* Source data *
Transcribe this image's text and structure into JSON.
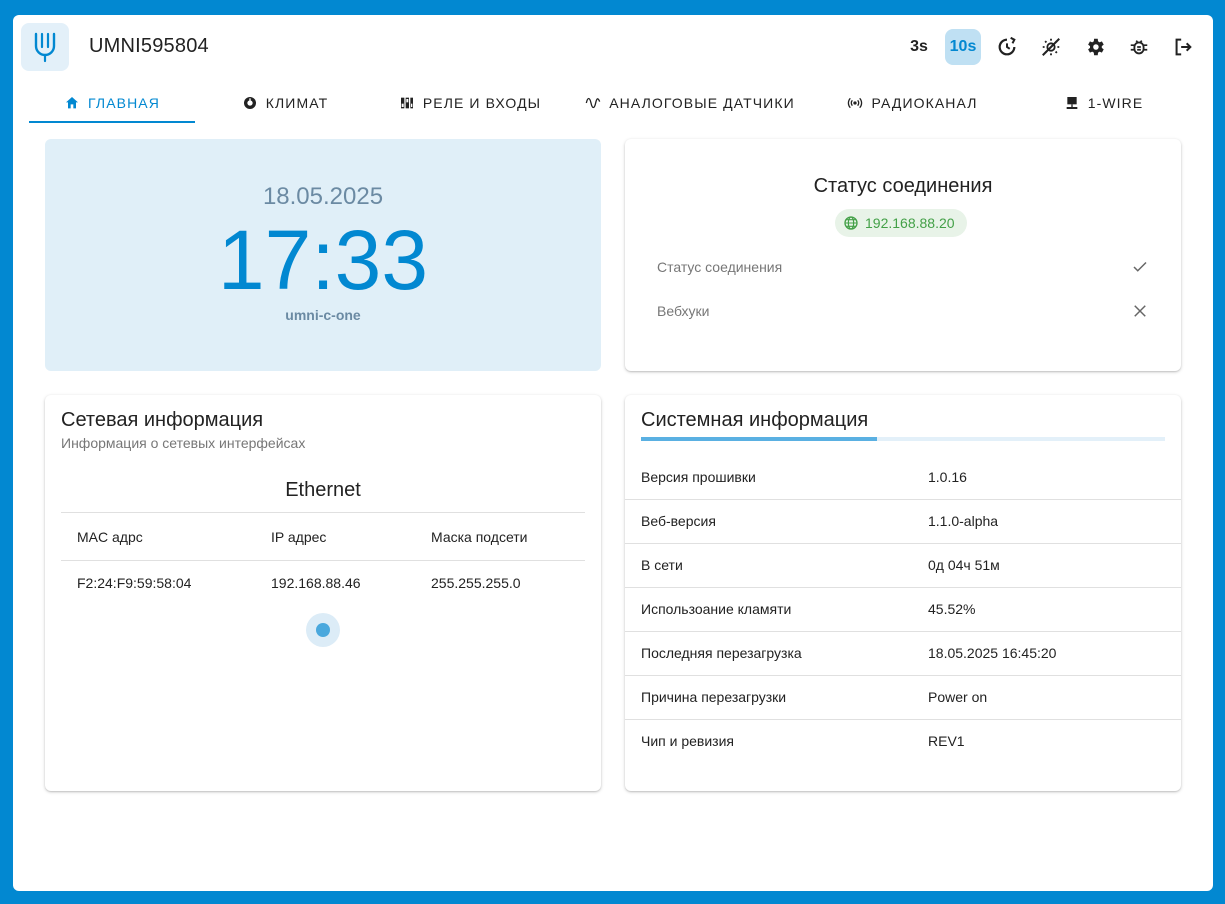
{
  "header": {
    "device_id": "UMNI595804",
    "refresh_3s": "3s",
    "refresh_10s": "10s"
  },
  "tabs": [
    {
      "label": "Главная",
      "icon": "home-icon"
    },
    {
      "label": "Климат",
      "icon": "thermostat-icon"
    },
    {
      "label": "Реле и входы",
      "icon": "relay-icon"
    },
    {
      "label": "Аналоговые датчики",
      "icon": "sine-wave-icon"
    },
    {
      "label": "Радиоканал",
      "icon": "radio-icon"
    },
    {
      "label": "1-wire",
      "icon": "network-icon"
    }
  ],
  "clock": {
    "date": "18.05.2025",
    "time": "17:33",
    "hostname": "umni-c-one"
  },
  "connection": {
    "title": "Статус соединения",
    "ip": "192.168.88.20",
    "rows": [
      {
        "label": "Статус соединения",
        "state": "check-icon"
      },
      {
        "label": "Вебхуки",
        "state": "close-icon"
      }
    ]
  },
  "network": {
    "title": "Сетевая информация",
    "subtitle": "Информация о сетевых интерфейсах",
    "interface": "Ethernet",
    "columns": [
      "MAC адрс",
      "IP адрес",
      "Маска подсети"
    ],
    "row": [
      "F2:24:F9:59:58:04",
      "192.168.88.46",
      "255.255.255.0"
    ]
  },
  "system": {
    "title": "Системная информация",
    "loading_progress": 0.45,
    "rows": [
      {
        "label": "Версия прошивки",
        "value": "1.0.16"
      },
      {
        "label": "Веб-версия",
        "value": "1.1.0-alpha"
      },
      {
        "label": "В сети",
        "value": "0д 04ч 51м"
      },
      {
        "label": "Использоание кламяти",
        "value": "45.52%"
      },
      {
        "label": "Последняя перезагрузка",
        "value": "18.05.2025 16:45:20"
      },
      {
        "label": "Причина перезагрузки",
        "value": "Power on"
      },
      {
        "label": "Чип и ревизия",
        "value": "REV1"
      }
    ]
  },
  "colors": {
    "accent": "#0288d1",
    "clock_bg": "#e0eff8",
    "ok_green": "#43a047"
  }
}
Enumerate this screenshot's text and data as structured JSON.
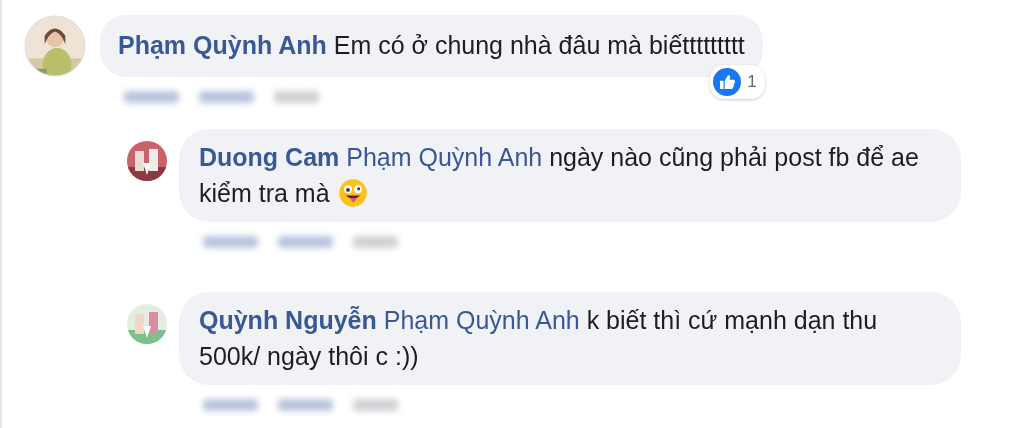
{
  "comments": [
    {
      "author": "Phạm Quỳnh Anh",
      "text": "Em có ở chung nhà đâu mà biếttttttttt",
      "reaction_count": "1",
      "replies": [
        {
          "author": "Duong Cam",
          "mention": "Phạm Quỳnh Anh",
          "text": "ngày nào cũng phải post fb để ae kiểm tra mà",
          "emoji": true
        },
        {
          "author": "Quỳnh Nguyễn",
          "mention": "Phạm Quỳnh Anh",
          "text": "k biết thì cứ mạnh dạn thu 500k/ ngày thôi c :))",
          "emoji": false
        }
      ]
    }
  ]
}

* Request *
Filter the entries and copy out every line with the word "author".

* Expected answer *
      "author": "Phạm Quỳnh Anh",
          "author": "Duong Cam",
          "author": "Quỳnh Nguyễn",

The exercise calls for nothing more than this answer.